Show every line in the entries below where the word "Organic" appears.

BEGIN RECORD EXCERPTS

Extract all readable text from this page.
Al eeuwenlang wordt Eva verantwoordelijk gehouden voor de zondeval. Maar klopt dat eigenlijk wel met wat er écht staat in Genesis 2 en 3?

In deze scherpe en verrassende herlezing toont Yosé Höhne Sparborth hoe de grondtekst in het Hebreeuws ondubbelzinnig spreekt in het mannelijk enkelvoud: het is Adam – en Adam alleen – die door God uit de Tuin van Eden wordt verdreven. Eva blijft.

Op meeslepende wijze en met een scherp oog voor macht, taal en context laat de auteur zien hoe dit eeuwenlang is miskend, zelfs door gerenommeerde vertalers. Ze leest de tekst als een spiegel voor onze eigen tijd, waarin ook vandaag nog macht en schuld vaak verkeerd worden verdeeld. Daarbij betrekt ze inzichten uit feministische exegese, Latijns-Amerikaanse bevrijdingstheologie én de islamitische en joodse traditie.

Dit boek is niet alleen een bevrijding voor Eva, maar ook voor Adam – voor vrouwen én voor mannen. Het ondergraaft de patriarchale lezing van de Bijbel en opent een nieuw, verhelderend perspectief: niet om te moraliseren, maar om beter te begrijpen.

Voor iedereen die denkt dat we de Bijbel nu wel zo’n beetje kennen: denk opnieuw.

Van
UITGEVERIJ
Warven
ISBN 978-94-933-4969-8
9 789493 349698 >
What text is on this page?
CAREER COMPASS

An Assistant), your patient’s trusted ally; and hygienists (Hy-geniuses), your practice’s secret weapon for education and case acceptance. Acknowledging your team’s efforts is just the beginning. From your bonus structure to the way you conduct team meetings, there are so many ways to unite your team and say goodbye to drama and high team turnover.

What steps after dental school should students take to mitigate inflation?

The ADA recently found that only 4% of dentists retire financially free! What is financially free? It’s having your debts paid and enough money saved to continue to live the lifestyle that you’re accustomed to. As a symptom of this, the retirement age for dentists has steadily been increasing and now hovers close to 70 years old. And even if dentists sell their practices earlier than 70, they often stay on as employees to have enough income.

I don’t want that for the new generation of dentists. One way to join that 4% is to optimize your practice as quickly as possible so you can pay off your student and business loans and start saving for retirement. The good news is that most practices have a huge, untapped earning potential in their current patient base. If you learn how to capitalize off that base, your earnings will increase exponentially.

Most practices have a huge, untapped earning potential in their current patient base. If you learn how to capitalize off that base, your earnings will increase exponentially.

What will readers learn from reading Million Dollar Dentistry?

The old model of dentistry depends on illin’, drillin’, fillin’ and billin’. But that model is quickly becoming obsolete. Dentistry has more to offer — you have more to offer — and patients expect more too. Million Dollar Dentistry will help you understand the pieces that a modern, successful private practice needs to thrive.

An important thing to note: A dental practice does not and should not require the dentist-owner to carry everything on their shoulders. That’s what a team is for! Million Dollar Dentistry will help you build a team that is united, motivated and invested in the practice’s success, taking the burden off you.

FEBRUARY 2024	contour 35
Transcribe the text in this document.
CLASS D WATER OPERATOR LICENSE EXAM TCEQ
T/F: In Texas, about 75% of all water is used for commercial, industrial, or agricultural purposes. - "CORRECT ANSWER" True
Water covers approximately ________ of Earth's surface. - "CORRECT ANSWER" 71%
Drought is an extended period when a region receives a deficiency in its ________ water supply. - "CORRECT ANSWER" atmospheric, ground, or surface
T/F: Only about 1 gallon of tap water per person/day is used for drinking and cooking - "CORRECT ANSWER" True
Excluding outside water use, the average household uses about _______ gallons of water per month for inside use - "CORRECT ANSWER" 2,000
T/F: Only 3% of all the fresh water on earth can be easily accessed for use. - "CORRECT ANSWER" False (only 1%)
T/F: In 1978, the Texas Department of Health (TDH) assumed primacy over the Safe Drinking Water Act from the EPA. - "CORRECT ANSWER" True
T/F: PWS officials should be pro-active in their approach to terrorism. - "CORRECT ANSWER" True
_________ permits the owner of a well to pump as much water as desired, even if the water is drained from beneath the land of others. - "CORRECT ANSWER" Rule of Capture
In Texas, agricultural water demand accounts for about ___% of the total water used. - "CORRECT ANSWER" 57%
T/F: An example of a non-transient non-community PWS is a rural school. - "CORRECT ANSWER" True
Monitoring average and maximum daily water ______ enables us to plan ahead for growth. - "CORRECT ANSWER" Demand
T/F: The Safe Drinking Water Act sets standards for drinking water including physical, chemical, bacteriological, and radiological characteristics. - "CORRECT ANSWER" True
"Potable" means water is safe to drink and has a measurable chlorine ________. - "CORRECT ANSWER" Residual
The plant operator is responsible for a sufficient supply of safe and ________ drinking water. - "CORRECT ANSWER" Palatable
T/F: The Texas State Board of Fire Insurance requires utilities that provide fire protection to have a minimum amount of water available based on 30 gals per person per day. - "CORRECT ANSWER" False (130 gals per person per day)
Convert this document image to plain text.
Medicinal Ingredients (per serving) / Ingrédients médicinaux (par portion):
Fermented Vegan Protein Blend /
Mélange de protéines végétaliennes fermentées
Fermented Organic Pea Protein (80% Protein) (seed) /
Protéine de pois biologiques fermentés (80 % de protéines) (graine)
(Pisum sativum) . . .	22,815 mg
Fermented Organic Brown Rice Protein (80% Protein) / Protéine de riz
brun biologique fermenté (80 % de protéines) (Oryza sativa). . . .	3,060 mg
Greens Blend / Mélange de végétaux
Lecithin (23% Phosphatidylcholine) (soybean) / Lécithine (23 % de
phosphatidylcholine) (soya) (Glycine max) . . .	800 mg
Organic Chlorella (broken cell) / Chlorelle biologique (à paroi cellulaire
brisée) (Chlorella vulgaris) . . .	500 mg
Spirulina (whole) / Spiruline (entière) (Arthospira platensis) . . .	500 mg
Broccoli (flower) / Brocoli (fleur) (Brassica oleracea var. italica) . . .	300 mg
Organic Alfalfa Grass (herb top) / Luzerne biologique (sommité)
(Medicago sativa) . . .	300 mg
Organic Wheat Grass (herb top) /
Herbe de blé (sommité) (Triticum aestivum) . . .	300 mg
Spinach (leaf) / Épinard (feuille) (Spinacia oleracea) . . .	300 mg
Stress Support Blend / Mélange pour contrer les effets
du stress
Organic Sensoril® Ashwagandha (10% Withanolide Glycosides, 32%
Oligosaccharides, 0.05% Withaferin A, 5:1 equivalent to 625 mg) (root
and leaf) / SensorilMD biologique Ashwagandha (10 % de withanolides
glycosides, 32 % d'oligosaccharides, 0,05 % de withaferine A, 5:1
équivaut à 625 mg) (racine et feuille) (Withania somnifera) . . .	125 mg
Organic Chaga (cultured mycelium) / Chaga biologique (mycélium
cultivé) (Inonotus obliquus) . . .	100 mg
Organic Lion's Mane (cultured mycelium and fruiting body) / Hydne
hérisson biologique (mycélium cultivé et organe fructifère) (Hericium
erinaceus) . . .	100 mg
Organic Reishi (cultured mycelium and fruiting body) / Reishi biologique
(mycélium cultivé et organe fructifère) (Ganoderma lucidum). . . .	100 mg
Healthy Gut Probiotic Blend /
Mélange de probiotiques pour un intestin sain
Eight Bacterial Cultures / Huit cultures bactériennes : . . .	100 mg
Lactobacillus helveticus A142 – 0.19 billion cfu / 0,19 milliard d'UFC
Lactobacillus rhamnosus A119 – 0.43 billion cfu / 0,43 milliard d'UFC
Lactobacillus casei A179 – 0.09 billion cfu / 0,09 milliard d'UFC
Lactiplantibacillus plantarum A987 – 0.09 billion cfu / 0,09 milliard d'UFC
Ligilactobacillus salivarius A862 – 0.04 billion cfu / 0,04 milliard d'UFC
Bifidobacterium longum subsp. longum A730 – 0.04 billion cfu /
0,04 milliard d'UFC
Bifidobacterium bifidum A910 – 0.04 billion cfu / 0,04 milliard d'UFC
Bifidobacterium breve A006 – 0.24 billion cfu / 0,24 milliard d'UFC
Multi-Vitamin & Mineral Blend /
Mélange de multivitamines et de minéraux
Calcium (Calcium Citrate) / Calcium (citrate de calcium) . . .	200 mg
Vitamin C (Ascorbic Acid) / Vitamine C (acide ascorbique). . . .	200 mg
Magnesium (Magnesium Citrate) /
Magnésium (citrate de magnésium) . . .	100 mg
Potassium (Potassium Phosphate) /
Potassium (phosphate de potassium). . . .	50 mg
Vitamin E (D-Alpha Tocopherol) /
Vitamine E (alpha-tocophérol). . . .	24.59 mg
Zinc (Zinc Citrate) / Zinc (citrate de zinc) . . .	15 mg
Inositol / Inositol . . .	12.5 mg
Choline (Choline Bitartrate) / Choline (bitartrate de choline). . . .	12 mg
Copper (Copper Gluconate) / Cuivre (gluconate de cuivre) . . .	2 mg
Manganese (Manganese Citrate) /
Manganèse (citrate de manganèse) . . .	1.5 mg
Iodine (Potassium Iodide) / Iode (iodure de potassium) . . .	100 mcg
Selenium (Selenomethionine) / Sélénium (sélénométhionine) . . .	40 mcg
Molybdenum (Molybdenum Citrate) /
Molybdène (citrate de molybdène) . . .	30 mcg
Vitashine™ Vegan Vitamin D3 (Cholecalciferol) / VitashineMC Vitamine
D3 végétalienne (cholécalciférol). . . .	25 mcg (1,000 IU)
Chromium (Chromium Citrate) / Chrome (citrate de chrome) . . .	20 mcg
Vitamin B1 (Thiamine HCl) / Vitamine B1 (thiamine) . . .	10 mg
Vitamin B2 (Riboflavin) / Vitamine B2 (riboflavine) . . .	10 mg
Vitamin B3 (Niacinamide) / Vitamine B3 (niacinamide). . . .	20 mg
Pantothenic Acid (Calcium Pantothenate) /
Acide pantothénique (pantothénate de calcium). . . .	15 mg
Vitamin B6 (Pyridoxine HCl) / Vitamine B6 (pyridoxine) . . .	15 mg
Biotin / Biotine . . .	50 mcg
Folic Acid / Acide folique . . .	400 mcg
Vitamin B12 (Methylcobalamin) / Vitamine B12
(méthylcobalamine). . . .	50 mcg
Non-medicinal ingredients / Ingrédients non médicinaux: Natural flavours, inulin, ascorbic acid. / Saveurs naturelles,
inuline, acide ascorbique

END RECORD EXCERPTS

#### [RESULT OF THE EXERCISE]
Fermented Organic Pea Protein (80% Protein) (seed) /
Fermented Organic Brown Rice Protein (80% Protein) / Protéine de riz
Organic Chlorella (broken cell) / Chlorelle biologique (à paroi cellulaire
Organic Alfalfa Grass (herb top) / Luzerne biologique (sommité)
Organic Wheat Grass (herb top) /
Organic Sensoril® Ashwagandha (10% Withanolide Glycosides, 32%
Organic Chaga (cultured mycelium) / Chaga biologique (mycélium
Organic Lion's Mane (cultured mycelium and fruiting body) / Hydne
Organic Reishi (cultured mycelium and fruiting body) / Reishi biologique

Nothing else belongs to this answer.